Le génocide Rwandais a duré cent jours (avril-juillet 1994) et est le génocide le plus rapide de l’histoire. Il a éclaté suite à l’explosion de l’avion de Juvénal Habyarimana, alors président Rwandais.

L’auteure raconte que, dès lors, l’appel au carnage est lancé, la haine est instaurée dans écoles primaires. Les élèves Tutsis sont recensés et mis à part. « Mes voisins qui me saluaient gentiment chaque matin brandissaient maintenant une machette pour me tuer. »

Toute la famille d’Immaculée est massacrée. Elle se réfugie dans une salle de bains avec six autres femmes où elle passe environ trois mois. Elle perd plus de 30 kilos.

Immaculée, c’est l’histoire d’une rencontre avec Dieu au milieu de l’enfer

Le divin, Dieu, est au centre de son histoire. Durant sa cachette dans cette salle de bain, elle raconte : « Si je perdais ma foi, je savais que je ne pouvais pas survivre. Je savais que mon combat pour survivre à cette guerre se déroulait à l’intérieur de moi. »

Lire son histoire a augmenté mon amour pour Dieu, ma foi a augmenté. Je me suis alors demandée d’où elle avait tiré cette force pour transformer une histoire aussi douloureuse et tragique en quelque chose de positif. Non seulement pour elle, mais aussi pour plusieurs personnes.

● Entrées fournies:
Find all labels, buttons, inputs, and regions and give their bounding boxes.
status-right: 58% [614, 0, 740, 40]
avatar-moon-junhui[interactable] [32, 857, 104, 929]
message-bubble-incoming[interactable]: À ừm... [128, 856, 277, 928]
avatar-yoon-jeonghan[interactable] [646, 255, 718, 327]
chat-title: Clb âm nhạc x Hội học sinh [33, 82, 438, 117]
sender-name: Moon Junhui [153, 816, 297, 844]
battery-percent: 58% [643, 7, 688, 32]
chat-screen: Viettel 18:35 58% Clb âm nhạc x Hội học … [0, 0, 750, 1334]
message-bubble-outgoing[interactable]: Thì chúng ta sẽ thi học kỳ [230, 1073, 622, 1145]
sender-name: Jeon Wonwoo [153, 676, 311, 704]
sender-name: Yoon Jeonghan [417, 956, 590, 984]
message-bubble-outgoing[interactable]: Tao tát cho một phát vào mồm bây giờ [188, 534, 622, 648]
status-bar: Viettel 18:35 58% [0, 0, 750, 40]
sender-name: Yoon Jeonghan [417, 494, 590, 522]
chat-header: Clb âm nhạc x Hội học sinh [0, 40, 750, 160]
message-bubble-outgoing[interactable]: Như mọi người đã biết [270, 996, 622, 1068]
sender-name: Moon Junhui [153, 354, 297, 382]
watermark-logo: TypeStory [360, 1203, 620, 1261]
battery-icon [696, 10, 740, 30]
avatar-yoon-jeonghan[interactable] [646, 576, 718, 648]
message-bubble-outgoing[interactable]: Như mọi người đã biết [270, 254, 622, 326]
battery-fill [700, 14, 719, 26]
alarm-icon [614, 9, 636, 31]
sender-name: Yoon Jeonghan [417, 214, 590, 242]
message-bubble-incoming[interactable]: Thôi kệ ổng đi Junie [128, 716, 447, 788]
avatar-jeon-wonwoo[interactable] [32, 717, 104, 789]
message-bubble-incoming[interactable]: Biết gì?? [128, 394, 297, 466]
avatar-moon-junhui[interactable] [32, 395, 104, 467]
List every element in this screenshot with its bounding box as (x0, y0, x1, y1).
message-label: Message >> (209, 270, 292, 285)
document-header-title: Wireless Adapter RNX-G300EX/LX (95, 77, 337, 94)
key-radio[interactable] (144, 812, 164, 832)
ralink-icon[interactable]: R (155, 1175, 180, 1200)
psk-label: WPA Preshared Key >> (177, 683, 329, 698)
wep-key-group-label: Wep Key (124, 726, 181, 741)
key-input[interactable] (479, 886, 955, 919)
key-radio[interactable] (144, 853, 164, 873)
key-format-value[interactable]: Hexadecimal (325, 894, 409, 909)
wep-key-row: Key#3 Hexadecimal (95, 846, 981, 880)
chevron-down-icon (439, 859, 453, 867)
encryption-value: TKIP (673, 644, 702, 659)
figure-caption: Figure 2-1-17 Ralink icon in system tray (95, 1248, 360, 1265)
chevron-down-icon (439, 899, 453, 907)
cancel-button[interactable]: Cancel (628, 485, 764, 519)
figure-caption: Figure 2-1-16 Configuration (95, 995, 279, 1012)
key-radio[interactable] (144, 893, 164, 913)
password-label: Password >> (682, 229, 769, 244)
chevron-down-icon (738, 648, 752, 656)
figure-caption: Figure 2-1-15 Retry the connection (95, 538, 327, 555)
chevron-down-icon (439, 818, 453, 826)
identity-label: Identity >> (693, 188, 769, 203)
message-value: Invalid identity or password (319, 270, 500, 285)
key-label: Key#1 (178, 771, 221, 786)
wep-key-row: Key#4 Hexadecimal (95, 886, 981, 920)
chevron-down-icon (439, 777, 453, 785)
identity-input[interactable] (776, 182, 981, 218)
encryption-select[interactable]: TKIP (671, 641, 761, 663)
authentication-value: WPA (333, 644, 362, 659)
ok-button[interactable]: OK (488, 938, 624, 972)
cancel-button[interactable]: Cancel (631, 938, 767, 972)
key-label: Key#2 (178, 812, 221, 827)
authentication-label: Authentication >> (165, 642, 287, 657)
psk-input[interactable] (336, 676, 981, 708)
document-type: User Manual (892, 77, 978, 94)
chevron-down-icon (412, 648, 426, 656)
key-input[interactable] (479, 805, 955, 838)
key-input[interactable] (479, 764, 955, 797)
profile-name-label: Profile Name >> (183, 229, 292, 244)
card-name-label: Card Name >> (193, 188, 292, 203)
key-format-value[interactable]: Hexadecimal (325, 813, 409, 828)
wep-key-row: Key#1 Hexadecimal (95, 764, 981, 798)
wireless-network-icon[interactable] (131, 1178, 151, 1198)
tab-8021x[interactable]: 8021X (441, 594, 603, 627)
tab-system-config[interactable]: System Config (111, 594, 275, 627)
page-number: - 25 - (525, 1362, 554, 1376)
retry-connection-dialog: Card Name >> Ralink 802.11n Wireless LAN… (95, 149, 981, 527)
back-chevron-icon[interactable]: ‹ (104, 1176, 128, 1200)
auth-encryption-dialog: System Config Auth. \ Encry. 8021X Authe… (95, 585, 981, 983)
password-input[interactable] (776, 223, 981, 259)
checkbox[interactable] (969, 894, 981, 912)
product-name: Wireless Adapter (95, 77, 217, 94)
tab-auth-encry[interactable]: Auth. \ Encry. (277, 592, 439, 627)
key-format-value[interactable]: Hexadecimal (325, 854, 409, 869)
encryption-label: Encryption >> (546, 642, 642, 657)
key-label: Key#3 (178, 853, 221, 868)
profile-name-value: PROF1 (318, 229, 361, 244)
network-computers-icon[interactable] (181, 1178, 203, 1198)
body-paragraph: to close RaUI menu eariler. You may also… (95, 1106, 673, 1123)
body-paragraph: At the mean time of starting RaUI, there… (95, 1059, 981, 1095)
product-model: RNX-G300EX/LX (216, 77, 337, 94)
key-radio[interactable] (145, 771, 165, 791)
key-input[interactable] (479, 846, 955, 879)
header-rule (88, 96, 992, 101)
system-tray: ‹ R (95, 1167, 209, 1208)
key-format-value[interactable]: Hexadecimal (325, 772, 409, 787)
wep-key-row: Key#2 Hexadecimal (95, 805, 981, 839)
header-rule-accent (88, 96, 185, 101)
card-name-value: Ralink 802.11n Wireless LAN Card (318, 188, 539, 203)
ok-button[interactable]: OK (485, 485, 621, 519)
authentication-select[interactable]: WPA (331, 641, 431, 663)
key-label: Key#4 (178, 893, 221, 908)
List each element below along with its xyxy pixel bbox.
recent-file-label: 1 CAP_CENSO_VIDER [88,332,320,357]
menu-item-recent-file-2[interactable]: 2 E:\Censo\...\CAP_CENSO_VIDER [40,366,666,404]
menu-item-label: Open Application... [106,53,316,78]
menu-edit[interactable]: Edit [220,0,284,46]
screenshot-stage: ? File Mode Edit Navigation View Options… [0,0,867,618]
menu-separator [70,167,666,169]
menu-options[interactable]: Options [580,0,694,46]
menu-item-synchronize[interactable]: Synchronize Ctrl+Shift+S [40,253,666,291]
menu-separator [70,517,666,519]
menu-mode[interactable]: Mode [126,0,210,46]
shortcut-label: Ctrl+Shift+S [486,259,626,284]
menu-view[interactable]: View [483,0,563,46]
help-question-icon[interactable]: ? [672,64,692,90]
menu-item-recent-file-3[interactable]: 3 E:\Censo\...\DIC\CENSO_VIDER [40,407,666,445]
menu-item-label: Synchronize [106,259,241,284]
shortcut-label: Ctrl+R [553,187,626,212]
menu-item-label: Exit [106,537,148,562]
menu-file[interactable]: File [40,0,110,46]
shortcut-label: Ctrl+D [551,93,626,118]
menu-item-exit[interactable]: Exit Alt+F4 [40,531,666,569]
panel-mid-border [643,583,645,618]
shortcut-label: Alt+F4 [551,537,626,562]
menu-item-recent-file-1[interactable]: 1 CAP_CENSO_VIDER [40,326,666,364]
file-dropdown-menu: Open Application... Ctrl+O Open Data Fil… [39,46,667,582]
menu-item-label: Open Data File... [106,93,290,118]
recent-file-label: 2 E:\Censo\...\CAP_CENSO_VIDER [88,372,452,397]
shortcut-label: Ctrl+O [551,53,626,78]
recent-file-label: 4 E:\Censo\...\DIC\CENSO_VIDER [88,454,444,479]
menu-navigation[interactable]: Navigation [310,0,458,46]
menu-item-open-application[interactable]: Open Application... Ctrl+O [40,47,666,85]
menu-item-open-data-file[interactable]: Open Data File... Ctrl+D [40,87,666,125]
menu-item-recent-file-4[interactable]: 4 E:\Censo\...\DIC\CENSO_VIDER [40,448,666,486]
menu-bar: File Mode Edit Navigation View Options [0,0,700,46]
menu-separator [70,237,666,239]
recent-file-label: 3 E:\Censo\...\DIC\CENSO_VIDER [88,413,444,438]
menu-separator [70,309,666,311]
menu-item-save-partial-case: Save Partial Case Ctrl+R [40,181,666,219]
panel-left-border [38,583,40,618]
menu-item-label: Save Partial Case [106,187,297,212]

● À faire:
- a) Selon le texte sur le génocide rwandais, combien de temps Immaculée passe-t-elle dans la salle de bains ?
- b) Relevez tous les faits que le texte sur le génocide rwandais rapporte au sujet d’Immaculée dans le paragraphe qui commence par « Toute la famille d’Immaculée ».

● Réponses aux exercices:
- a) Elle y passe environ trois mois.

- b)
- Toute sa famille est massacrée.
- Elle se réfugie dans une salle de bains avec six autres femmes.
- Elle y passe environ trois mois.
- Elle perd plus de 30 kilos.